>> begin Provided data
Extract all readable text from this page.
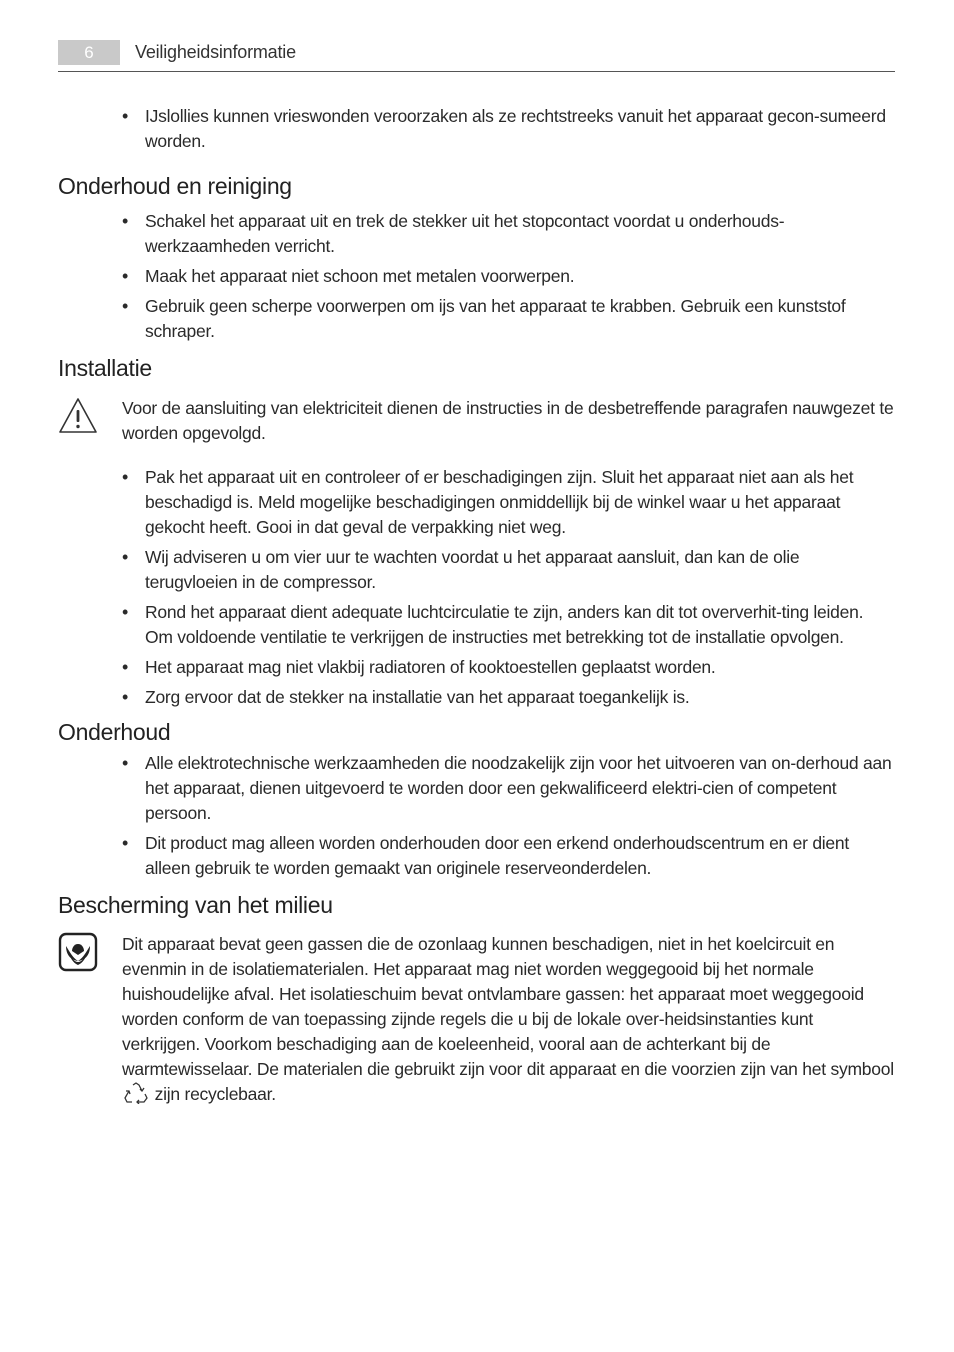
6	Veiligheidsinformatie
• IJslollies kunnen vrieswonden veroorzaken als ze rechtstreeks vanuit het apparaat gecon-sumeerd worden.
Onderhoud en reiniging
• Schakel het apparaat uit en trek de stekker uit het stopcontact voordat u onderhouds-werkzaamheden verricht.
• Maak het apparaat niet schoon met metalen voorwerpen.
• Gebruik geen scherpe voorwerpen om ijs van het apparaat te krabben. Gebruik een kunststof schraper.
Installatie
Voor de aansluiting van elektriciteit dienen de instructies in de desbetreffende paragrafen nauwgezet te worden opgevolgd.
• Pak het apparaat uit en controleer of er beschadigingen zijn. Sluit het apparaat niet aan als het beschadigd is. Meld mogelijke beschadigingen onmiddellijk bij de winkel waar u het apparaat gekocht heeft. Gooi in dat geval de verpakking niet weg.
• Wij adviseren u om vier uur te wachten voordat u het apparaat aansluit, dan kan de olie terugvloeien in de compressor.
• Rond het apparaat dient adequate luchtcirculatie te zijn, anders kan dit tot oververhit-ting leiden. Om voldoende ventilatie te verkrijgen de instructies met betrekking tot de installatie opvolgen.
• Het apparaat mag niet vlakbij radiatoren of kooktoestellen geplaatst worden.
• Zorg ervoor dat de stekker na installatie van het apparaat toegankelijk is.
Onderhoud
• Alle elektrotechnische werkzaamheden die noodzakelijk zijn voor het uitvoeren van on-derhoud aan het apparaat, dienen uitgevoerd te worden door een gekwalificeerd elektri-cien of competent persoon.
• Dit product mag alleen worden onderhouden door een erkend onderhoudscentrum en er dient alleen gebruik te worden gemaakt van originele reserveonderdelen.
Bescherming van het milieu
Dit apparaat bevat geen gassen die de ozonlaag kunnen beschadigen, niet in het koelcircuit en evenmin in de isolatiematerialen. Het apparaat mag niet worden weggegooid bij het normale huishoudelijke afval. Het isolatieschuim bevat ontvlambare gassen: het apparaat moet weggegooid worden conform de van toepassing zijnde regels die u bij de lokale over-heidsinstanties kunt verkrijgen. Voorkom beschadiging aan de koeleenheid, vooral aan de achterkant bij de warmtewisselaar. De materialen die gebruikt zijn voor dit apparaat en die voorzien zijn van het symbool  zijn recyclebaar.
>> end Provided data
>> begin Provided data
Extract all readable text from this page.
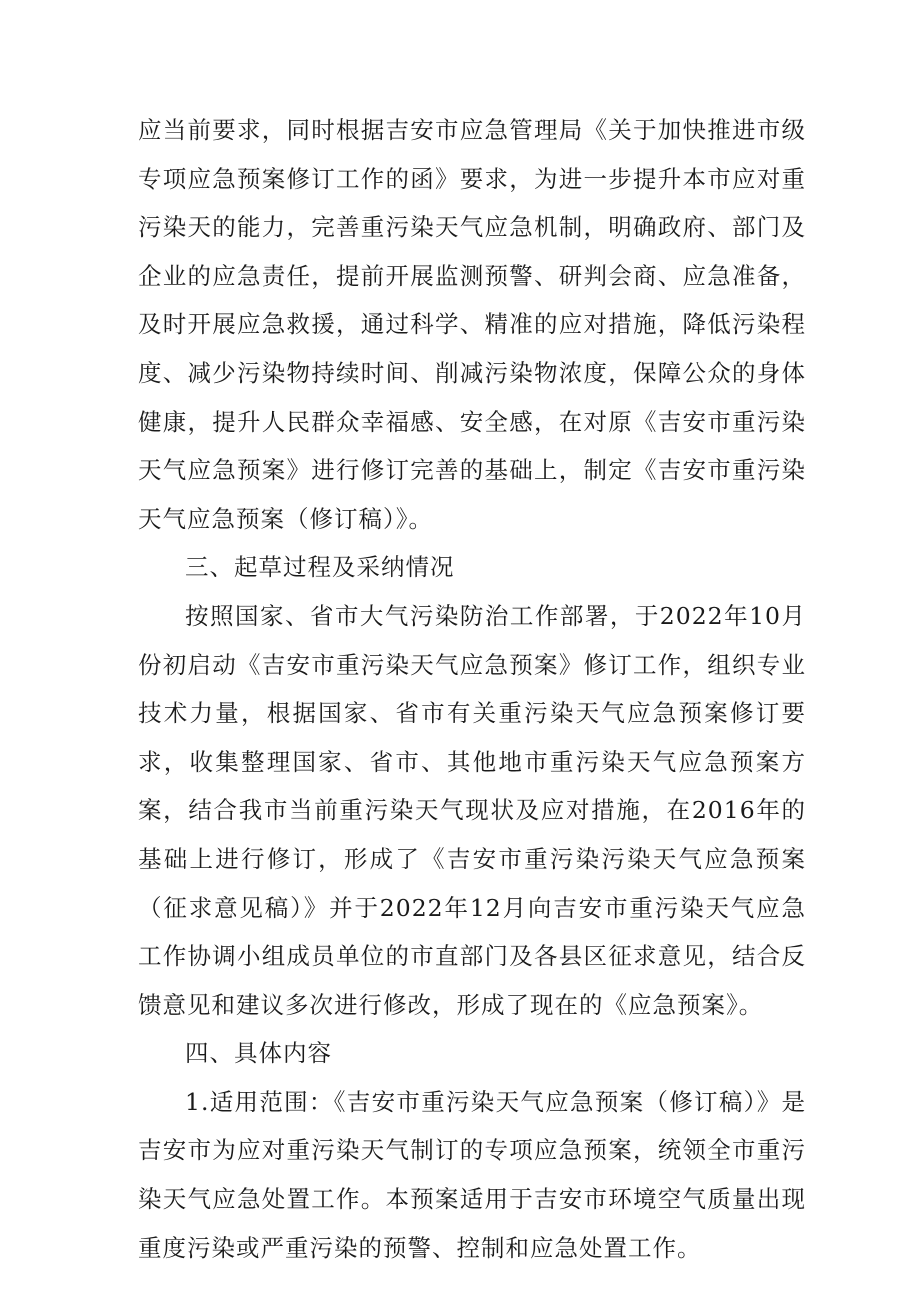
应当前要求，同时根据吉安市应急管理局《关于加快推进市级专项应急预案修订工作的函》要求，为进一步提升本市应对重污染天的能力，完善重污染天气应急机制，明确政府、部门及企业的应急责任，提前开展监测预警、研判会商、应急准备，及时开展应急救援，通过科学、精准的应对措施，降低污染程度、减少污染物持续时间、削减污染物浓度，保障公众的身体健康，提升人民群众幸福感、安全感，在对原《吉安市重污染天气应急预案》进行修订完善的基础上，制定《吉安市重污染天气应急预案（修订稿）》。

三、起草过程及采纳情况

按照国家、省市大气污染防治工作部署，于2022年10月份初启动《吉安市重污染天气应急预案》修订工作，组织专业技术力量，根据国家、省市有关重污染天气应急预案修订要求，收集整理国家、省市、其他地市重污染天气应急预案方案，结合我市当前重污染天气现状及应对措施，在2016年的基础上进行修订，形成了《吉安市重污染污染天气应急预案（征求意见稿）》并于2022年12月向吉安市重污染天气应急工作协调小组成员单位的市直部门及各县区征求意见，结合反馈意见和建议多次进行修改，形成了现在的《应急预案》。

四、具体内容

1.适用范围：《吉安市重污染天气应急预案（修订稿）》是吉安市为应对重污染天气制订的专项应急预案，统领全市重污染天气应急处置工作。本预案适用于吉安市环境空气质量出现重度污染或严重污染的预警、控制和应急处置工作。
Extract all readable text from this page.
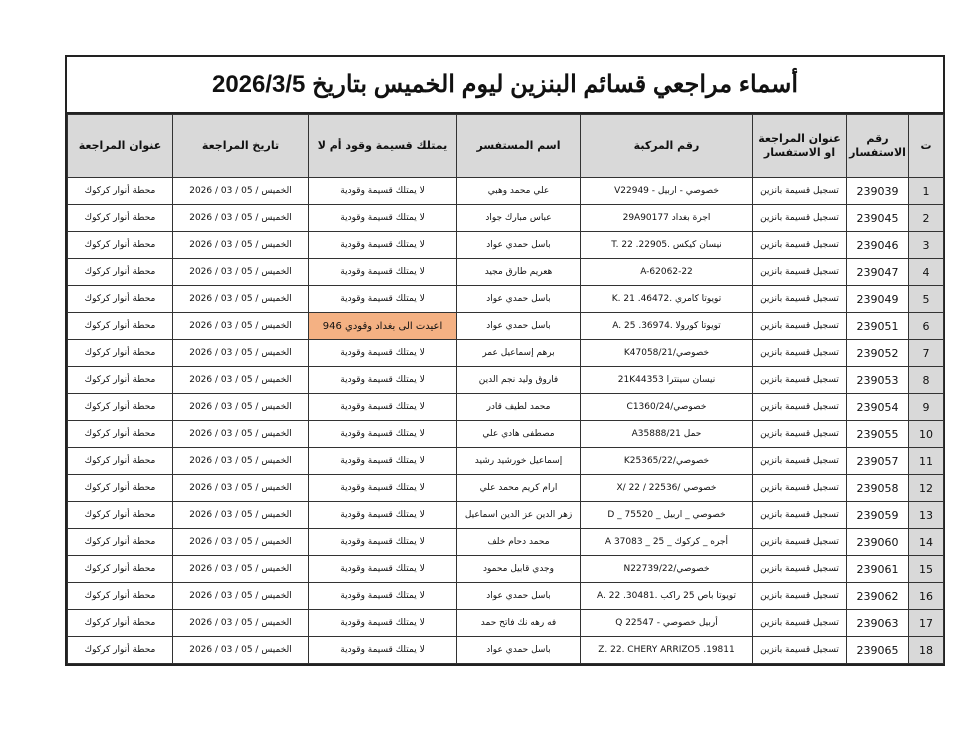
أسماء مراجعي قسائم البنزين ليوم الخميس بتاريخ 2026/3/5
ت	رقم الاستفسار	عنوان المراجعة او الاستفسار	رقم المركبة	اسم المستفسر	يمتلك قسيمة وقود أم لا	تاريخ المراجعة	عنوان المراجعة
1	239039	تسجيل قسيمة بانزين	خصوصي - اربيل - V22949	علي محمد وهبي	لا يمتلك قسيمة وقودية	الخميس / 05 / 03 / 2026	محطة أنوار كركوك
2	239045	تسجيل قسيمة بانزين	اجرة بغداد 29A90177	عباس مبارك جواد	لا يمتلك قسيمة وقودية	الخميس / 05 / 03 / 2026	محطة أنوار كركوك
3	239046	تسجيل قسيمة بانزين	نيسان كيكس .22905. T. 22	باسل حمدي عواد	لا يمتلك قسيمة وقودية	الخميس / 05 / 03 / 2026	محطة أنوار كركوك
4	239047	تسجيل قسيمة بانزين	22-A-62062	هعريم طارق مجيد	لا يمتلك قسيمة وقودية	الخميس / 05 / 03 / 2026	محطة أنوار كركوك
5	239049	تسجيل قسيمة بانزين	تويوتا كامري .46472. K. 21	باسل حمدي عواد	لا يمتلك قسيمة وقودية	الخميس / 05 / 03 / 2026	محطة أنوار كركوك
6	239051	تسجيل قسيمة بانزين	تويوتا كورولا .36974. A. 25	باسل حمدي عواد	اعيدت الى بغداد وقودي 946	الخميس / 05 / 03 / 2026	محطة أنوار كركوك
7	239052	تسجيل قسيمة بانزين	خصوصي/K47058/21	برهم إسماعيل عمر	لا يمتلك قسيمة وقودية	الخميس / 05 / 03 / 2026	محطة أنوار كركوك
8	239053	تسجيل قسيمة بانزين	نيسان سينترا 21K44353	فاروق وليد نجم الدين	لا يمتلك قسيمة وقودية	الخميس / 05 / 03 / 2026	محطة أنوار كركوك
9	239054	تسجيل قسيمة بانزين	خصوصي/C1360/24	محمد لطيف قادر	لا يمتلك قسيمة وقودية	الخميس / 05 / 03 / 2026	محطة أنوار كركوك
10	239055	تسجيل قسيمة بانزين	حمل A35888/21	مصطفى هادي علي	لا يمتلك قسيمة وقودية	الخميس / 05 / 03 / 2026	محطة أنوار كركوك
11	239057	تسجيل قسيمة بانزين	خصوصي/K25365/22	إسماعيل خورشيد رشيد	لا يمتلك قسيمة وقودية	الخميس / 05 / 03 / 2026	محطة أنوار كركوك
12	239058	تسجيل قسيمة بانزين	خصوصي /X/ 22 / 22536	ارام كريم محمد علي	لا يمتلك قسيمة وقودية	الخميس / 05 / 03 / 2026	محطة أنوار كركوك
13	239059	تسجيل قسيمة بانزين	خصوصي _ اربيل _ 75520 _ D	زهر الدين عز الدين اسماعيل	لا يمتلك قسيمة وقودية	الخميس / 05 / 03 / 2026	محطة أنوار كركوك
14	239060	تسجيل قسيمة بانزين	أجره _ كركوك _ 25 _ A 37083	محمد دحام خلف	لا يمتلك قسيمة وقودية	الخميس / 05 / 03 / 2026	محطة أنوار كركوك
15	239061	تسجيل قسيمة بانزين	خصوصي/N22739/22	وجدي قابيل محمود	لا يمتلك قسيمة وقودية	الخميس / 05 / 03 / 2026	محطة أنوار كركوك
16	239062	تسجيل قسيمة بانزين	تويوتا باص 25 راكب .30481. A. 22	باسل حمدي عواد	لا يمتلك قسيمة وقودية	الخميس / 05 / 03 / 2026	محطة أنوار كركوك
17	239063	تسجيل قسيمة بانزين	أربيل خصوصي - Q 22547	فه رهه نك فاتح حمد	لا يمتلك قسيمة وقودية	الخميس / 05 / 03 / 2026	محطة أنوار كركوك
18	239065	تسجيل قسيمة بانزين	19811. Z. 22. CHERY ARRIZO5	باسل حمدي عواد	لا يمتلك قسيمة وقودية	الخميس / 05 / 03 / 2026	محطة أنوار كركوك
>> end Provided data
Copy every line that includes the string "الدين" from the material above.

**Solved problem:**
8	239053	تسجيل قسيمة بانزين	نيسان سينترا 21K44353	فاروق وليد نجم الدين	لا يمتلك قسيمة وقودية	الخميس / 05 / 03 / 2026	محطة أنوار كركوك
13	239059	تسجيل قسيمة بانزين	خصوصي _ اربيل _ 75520 _ D	زهر الدين عز الدين اسماعيل	لا يمتلك قسيمة وقودية	الخميس / 05 / 03 / 2026	محطة أنوار كركوك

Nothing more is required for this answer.